>> start

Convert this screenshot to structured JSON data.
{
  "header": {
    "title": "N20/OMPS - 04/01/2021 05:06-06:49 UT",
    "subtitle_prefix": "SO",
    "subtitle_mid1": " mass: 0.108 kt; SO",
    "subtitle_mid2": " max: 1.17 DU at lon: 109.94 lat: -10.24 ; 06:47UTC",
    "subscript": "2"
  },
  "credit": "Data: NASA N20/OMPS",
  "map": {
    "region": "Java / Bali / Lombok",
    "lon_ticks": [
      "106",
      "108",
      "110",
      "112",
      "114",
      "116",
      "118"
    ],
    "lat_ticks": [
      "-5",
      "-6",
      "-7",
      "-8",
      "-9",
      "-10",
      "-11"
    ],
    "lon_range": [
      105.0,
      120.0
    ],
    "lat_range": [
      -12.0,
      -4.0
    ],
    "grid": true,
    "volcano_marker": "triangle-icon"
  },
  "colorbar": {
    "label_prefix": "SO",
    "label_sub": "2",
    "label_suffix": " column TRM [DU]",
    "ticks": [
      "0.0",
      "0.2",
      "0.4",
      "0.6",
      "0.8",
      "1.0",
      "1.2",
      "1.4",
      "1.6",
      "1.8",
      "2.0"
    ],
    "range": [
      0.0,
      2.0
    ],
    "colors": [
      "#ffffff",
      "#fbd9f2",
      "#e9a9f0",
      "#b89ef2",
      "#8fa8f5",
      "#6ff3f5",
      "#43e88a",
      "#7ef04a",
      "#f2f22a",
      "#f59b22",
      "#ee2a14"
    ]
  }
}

>> end

Exactly as written above, please repeat the entries.

Convert this screenshot to structured JSON data.
{
  "header": {
    "title": "N20/OMPS - 04/01/2021 05:06-06:49 UT",
    "subtitle_prefix": "SO",
    "subtitle_mid1": " mass: 0.108 kt; SO",
    "subtitle_mid2": " max: 1.17 DU at lon: 109.94 lat: -10.24 ; 06:47UTC",
    "subscript": "2"
  },
  "credit": "Data: NASA N20/OMPS",
  "map": {
    "region": "Java / Bali / Lombok",
    "lon_ticks": [
      "106",
      "108",
      "110",
      "112",
      "114",
      "116",
      "118"
    ],
    "lat_ticks": [
      "-5",
      "-6",
      "-7",
      "-8",
      "-9",
      "-10",
      "-11"
    ],
    "lon_range": [
      105.0,
      120.0
    ],
    "lat_range": [
      -12.0,
      -4.0
    ],
    "grid": true,
    "volcano_marker": "triangle-icon"
  },
  "colorbar": {
    "label_prefix": "SO",
    "label_sub": "2",
    "label_suffix": " column TRM [DU]",
    "ticks": [
      "0.0",
      "0.2",
      "0.4",
      "0.6",
      "0.8",
      "1.0",
      "1.2",
      "1.4",
      "1.6",
      "1.8",
      "2.0"
    ],
    "range": [
      0.0,
      2.0
    ],
    "colors": [
      "#ffffff",
      "#fbd9f2",
      "#e9a9f0",
      "#b89ef2",
      "#8fa8f5",
      "#6ff3f5",
      "#43e88a",
      "#7ef04a",
      "#f2f22a",
      "#f59b22",
      "#ee2a14"
    ]
  }
}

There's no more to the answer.